===== Records to use =====
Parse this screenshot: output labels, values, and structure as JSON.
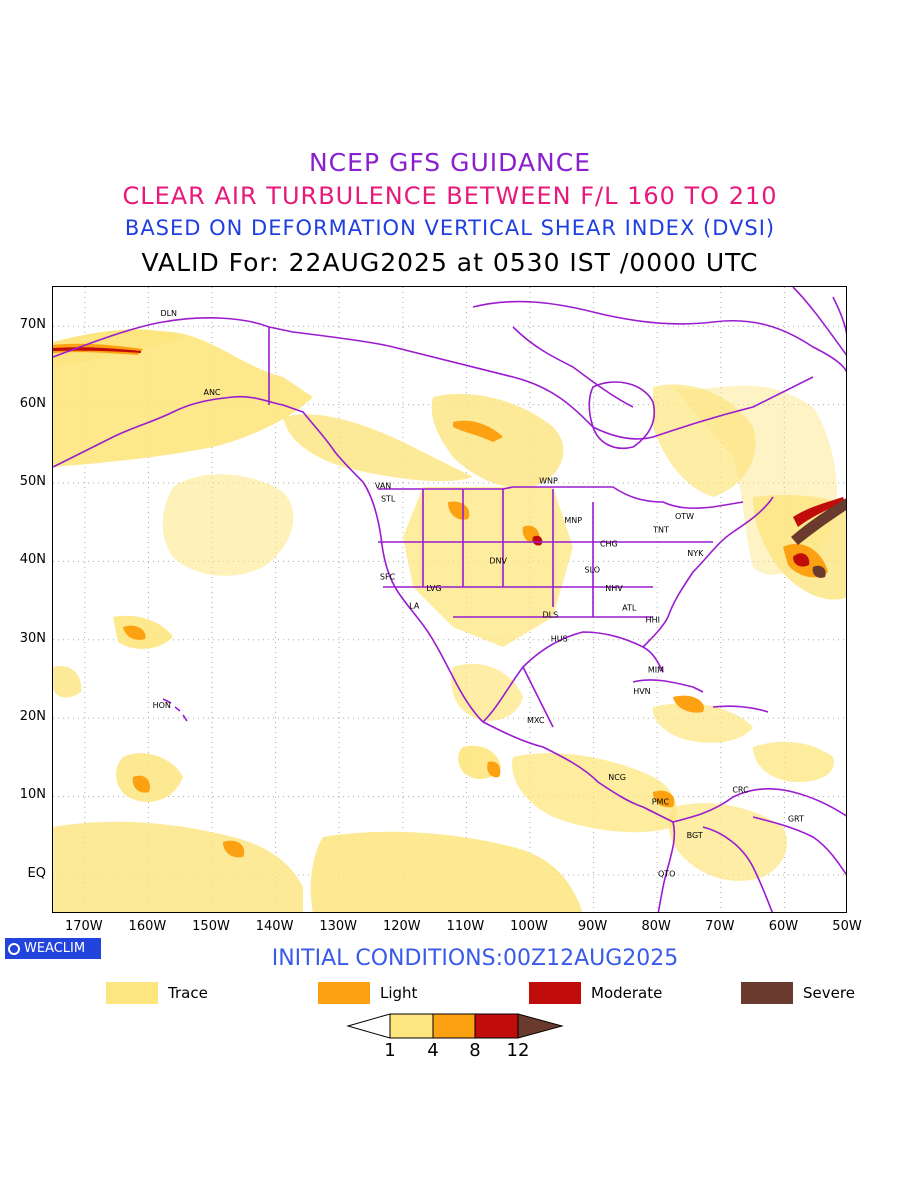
{
  "titles": {
    "line1": "NCEP GFS GUIDANCE",
    "line2": "CLEAR AIR TURBULENCE BETWEEN F/L 160 TO 210",
    "line3": "BASED ON DEFORMATION VERTICAL SHEAR INDEX (DVSI)",
    "line4": "VALID For: 22AUG2025 at 0530 IST /0000 UTC"
  },
  "map": {
    "lat_labels": [
      "70N",
      "60N",
      "50N",
      "40N",
      "30N",
      "20N",
      "10N",
      "EQ"
    ],
    "lon_labels": [
      "170W",
      "160W",
      "150W",
      "140W",
      "130W",
      "120W",
      "110W",
      "100W",
      "90W",
      "80W",
      "70W",
      "60W",
      "50W"
    ],
    "stations": [
      {
        "code": "DLN",
        "lat": 71.3,
        "lon": -156.8
      },
      {
        "code": "ANC",
        "lat": 61.2,
        "lon": -150.0
      },
      {
        "code": "VAN",
        "lat": 49.3,
        "lon": -123.1
      },
      {
        "code": "STL",
        "lat": 47.6,
        "lon": -122.3
      },
      {
        "code": "WNP",
        "lat": 49.9,
        "lon": -97.1
      },
      {
        "code": "MNP",
        "lat": 44.9,
        "lon": -93.2
      },
      {
        "code": "TNT",
        "lat": 43.7,
        "lon": -79.4
      },
      {
        "code": "OTW",
        "lat": 45.4,
        "lon": -75.7
      },
      {
        "code": "CHG",
        "lat": 41.9,
        "lon": -87.6
      },
      {
        "code": "NYK",
        "lat": 40.7,
        "lon": -74.0
      },
      {
        "code": "DNV",
        "lat": 39.7,
        "lon": -105.0
      },
      {
        "code": "SFC",
        "lat": 37.7,
        "lon": -122.4
      },
      {
        "code": "LVG",
        "lat": 36.2,
        "lon": -115.1
      },
      {
        "code": "SLO",
        "lat": 38.6,
        "lon": -90.2
      },
      {
        "code": "NHV",
        "lat": 36.2,
        "lon": -86.8
      },
      {
        "code": "LA",
        "lat": 34.0,
        "lon": -118.2
      },
      {
        "code": "ATL",
        "lat": 33.7,
        "lon": -84.4
      },
      {
        "code": "DLS",
        "lat": 32.8,
        "lon": -96.8
      },
      {
        "code": "HHI",
        "lat": 32.2,
        "lon": -80.7
      },
      {
        "code": "HUS",
        "lat": 29.8,
        "lon": -95.4
      },
      {
        "code": "MIM",
        "lat": 25.8,
        "lon": -80.2
      },
      {
        "code": "HVN",
        "lat": 23.1,
        "lon": -82.4
      },
      {
        "code": "HON",
        "lat": 21.3,
        "lon": -157.9
      },
      {
        "code": "MXC",
        "lat": 19.4,
        "lon": -99.1
      },
      {
        "code": "NCG",
        "lat": 12.1,
        "lon": -86.3
      },
      {
        "code": "CRC",
        "lat": 10.5,
        "lon": -66.9
      },
      {
        "code": "PMC",
        "lat": 9.0,
        "lon": -79.5
      },
      {
        "code": "GRT",
        "lat": 6.8,
        "lon": -58.2
      },
      {
        "code": "BGT",
        "lat": 4.7,
        "lon": -74.1
      },
      {
        "code": "QTO",
        "lat": -0.2,
        "lon": -78.5
      }
    ]
  },
  "branding": {
    "logo_text": "WEACLIM"
  },
  "initial_conditions": "INITIAL CONDITIONS:00Z12AUG2025",
  "legend": {
    "items": [
      {
        "label": "Trace",
        "color": "#fde57f"
      },
      {
        "label": "Light",
        "color": "#fca112"
      },
      {
        "label": "Moderate",
        "color": "#c10c0c"
      },
      {
        "label": "Severe",
        "color": "#6b3a2e"
      }
    ],
    "colorbar_ticks": [
      "1",
      "4",
      "8",
      "12"
    ]
  },
  "colors": {
    "border_lines": "#9b1bcf",
    "trace": "#fde57f",
    "light": "#fca112",
    "moderate": "#c10c0c",
    "severe": "#6b3a2e"
  }
}
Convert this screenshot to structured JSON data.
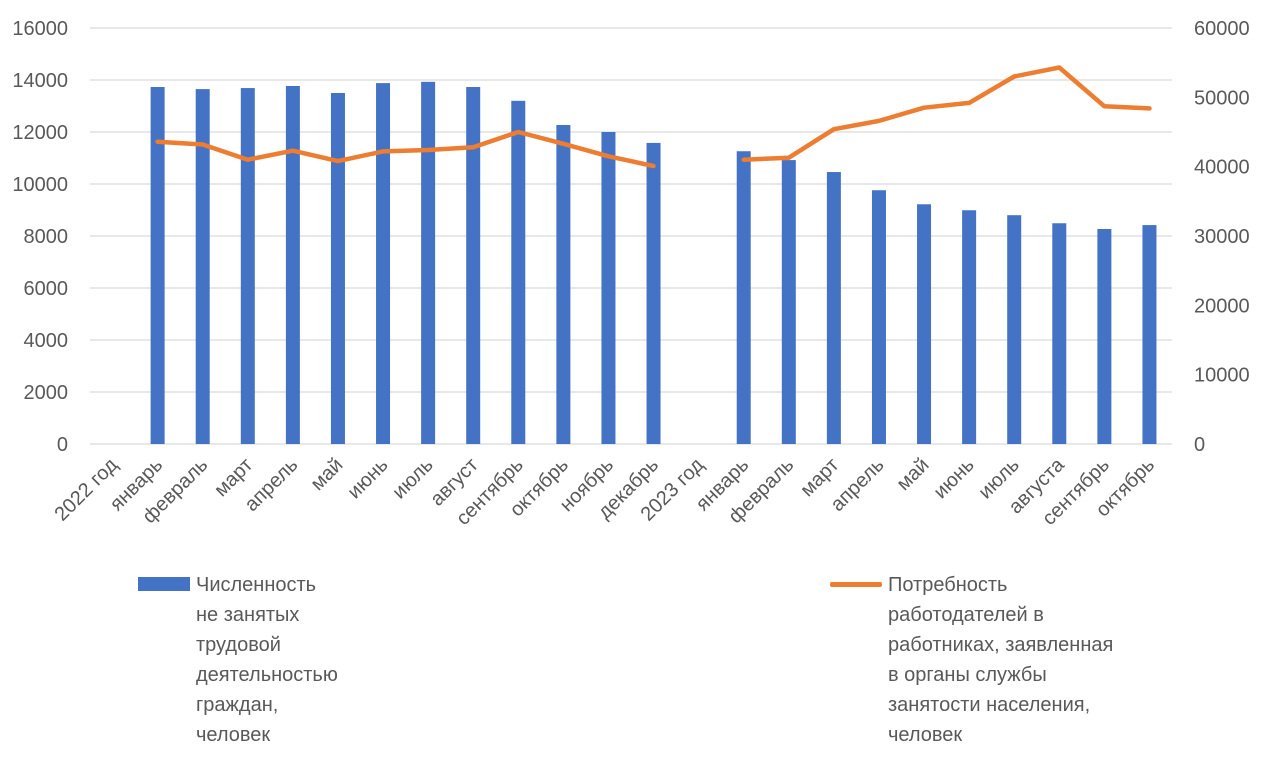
{
  "chart_data": {
    "type": "bar",
    "categories": [
      "2022 год",
      "январь",
      "февраль",
      "март",
      "апрель",
      "май",
      "июнь",
      "июль",
      "август",
      "сентябрь",
      "октябрь",
      "ноябрь",
      "декабрь",
      "2023 год",
      "январь",
      "февраль",
      "март",
      "апрель",
      "май",
      "июнь",
      "июль",
      "августа",
      "сентябрь",
      "октябрь"
    ],
    "series": [
      {
        "name": "Численность\nне занятых трудовой деятельностью граждан, человек",
        "type": "bar",
        "axis": "left",
        "color": "#4472C4",
        "values": [
          null,
          13730,
          13650,
          13690,
          13770,
          13500,
          13880,
          13930,
          13730,
          13200,
          12270,
          12000,
          11580,
          null,
          11260,
          10920,
          10460,
          9760,
          9220,
          8990,
          8800,
          8490,
          8270,
          8420
        ]
      },
      {
        "name": "Потребность работодателей в работниках, заявленная в органы службы занятости населения, человек",
        "type": "line",
        "axis": "right",
        "color": "#ED7D31",
        "values": [
          null,
          43600,
          43200,
          41000,
          42300,
          40800,
          42200,
          42400,
          42800,
          45000,
          43300,
          41500,
          40100,
          null,
          41000,
          41300,
          45400,
          46600,
          48500,
          49200,
          53000,
          54300,
          48700,
          48400
        ]
      }
    ],
    "y_left": {
      "ylim": [
        0,
        16000
      ],
      "ticks": [
        "0",
        "2000",
        "4000",
        "6000",
        "8000",
        "10000",
        "12000",
        "14000",
        "16000"
      ]
    },
    "y_right": {
      "ylim": [
        0,
        60000
      ],
      "ticks": [
        "0",
        "10000",
        "20000",
        "30000",
        "40000",
        "50000",
        "60000"
      ]
    },
    "grid": true,
    "legend_position": "bottom"
  },
  "legend": {
    "bar_label": "Численность\nне занятых трудовой деятельностью граждан, человек",
    "line_label": "Потребность\nработодателей в\nработниках, заявленная\nв органы службы\nзанятости населения,\nчеловек"
  }
}
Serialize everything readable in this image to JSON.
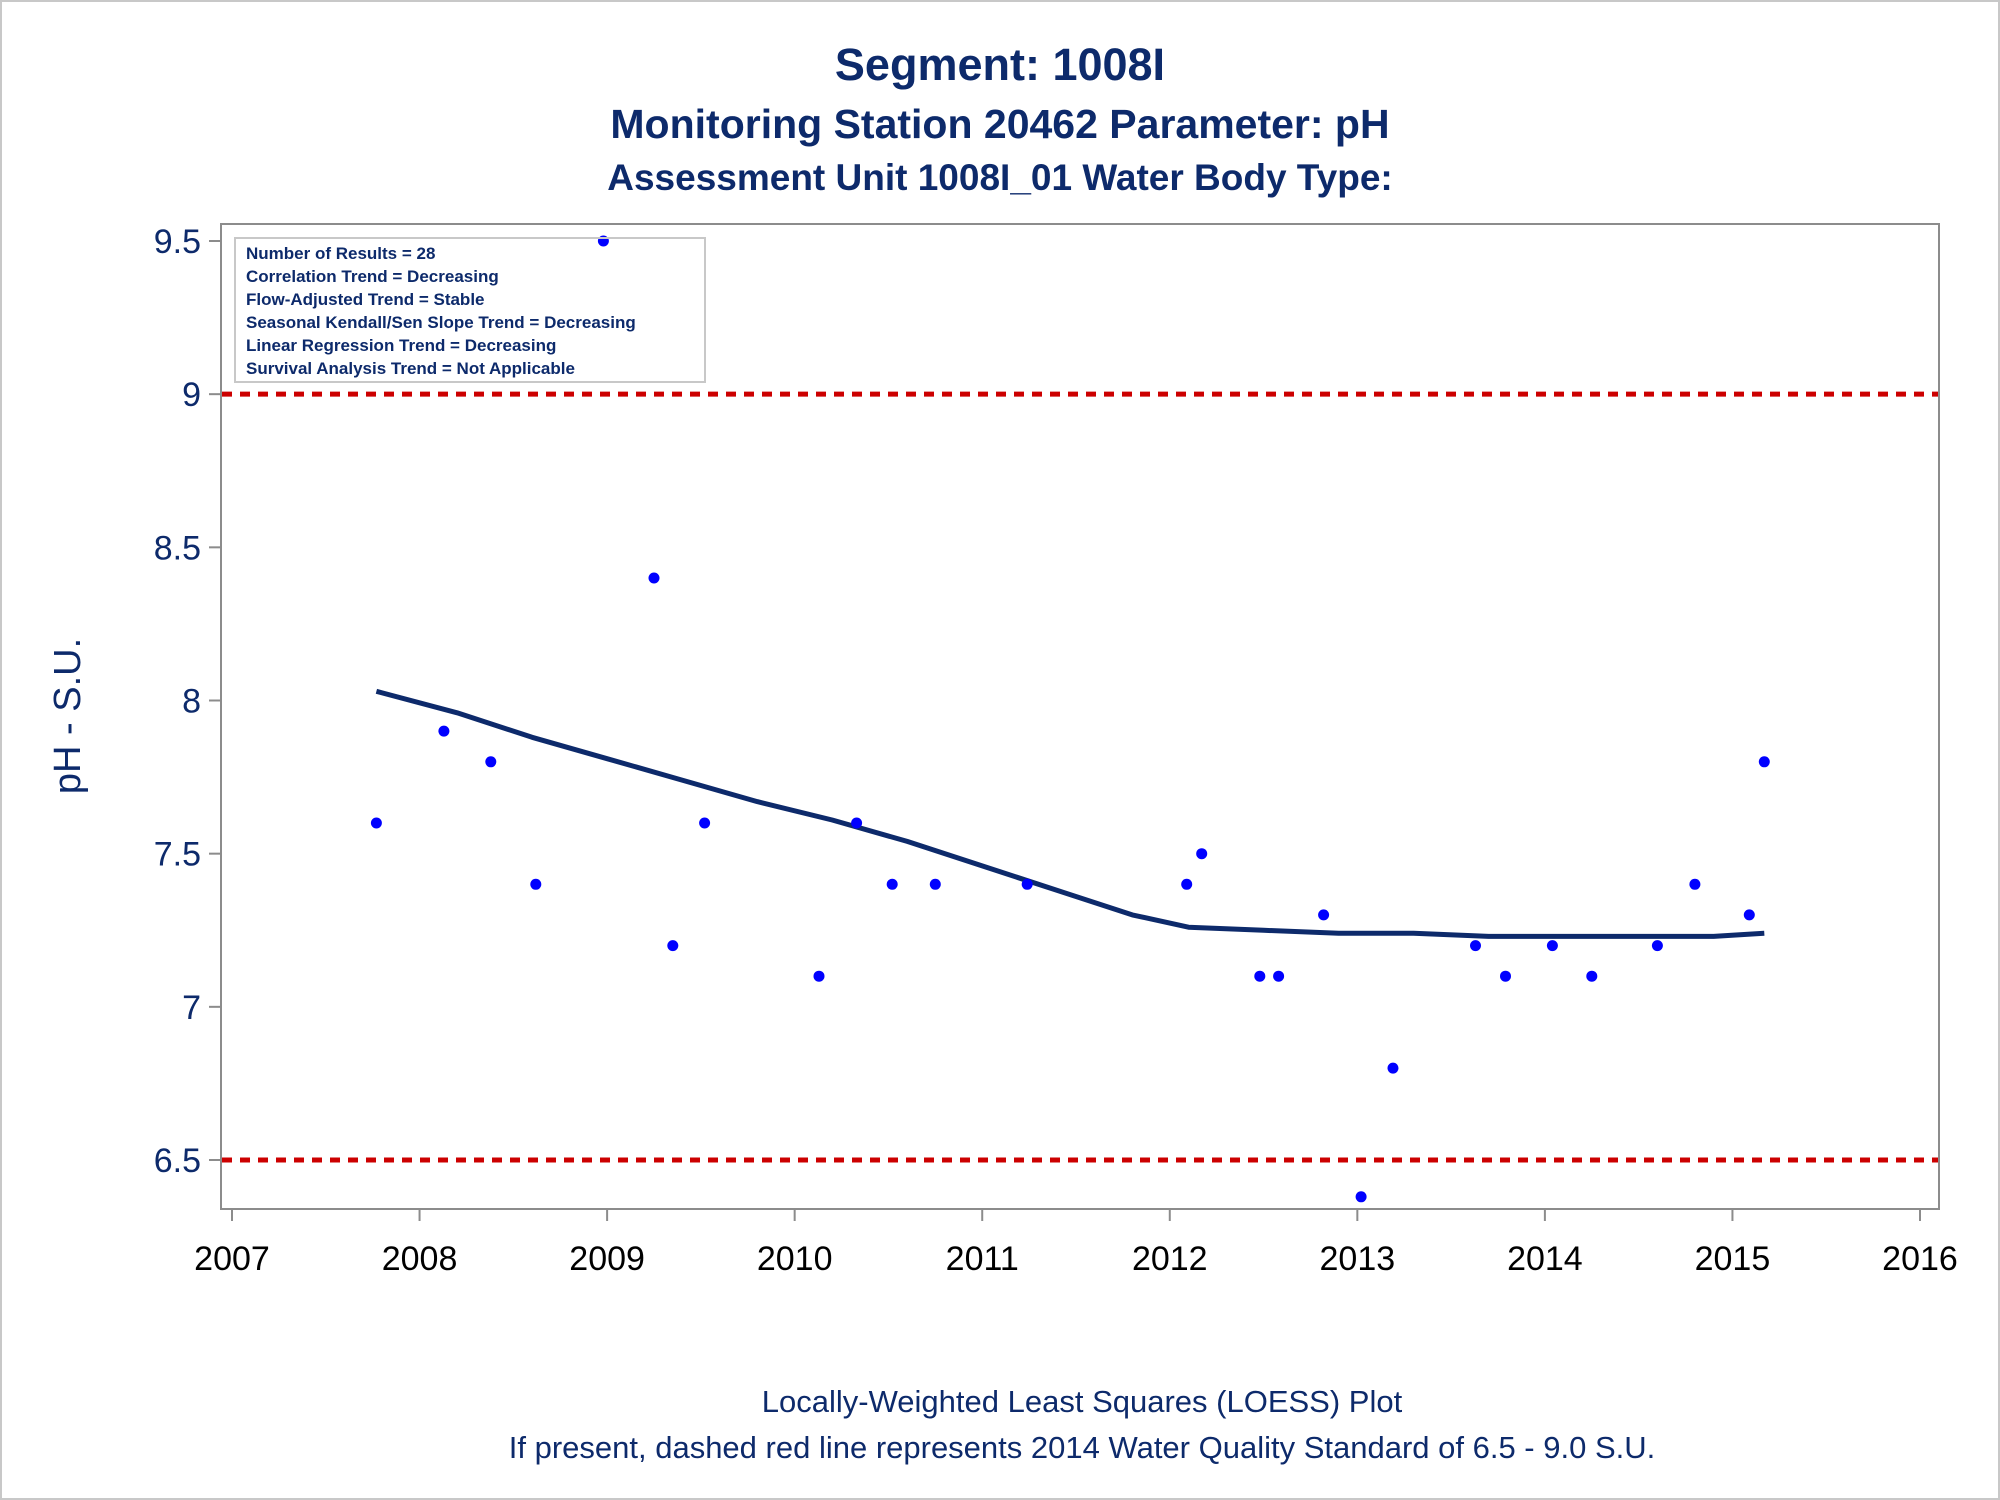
{
  "titles": {
    "line1": "Segment: 1008I",
    "line2": "Monitoring Station 20462 Parameter: pH",
    "line3": "Assessment Unit 1008I_01    Water Body Type:"
  },
  "footnotes": {
    "line1": "Locally-Weighted Least Squares (LOESS) Plot",
    "line2": "If present, dashed red line represents 2014 Water Quality Standard of 6.5 - 9.0 S.U."
  },
  "stats_box": [
    "Number of Results = 28",
    "Correlation Trend = Decreasing",
    "Flow-Adjusted Trend = Stable",
    "Seasonal Kendall/Sen Slope Trend = Decreasing",
    "Linear Regression Trend = Decreasing",
    "Survival Analysis Trend = Not Applicable"
  ],
  "colors": {
    "points": "#0000ff",
    "loess": "#0d2a6b",
    "standard": "#cc0000",
    "text": "#0d2a6b",
    "axis": "#8c8c8c"
  },
  "chart_data": {
    "type": "scatter",
    "title": "Segment: 1008I",
    "xlabel": "",
    "ylabel": "pH - S.U.",
    "xlim": [
      2007,
      2016
    ],
    "ylim": [
      6.35,
      9.55
    ],
    "x_ticks": [
      2007,
      2008,
      2009,
      2010,
      2011,
      2012,
      2013,
      2014,
      2015,
      2016
    ],
    "y_ticks": [
      6.5,
      7,
      7.5,
      8,
      8.5,
      9,
      9.5
    ],
    "y_tick_labels": [
      "6.5",
      "7",
      "7.5",
      "8",
      "8.5",
      "9",
      "9.5"
    ],
    "grid": false,
    "legend": "top-left",
    "series": [
      {
        "name": "pH",
        "kind": "scatter",
        "x": [
          2007.77,
          2008.13,
          2008.38,
          2008.62,
          2008.98,
          2009.25,
          2009.35,
          2009.52,
          2010.13,
          2010.33,
          2010.52,
          2010.75,
          2011.24,
          2012.09,
          2012.17,
          2012.48,
          2012.58,
          2012.82,
          2013.02,
          2013.19,
          2013.63,
          2013.79,
          2014.04,
          2014.25,
          2014.6,
          2014.8,
          2015.09,
          2015.17
        ],
        "y": [
          7.6,
          7.9,
          7.8,
          7.4,
          9.5,
          8.4,
          7.2,
          7.6,
          7.1,
          7.6,
          7.4,
          7.4,
          7.4,
          7.4,
          7.5,
          7.1,
          7.1,
          7.3,
          6.38,
          6.8,
          7.2,
          7.1,
          7.2,
          7.1,
          7.2,
          7.4,
          7.3,
          7.8
        ]
      },
      {
        "kind": "line",
        "x": [
          2007.77,
          2008.2,
          2008.6,
          2009.0,
          2009.4,
          2009.8,
          2010.2,
          2010.6,
          2011.0,
          2011.4,
          2011.8,
          2012.1,
          2012.5,
          2012.9,
          2013.3,
          2013.7,
          2014.1,
          2014.5,
          2014.9,
          2015.17
        ],
        "y": [
          8.03,
          7.96,
          7.88,
          7.81,
          7.74,
          7.67,
          7.61,
          7.54,
          7.46,
          7.38,
          7.3,
          7.26,
          7.25,
          7.24,
          7.24,
          7.23,
          7.23,
          7.23,
          7.23,
          7.24
        ]
      }
    ],
    "reference_lines": [
      {
        "y": 9.0
      },
      {
        "y": 6.5
      }
    ]
  }
}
=====
What you will do >>
Using the entries above, return each line in which the word "заявленная" occurs.

The solution >>
        "name": "Потребность работодателей в работниках, заявленная в органы службы занятости населения, человек",
    "line_label": "Потребность\nработодателей в\nработниках, заявленная\nв органы службы\nзанятости населения,\nчеловек"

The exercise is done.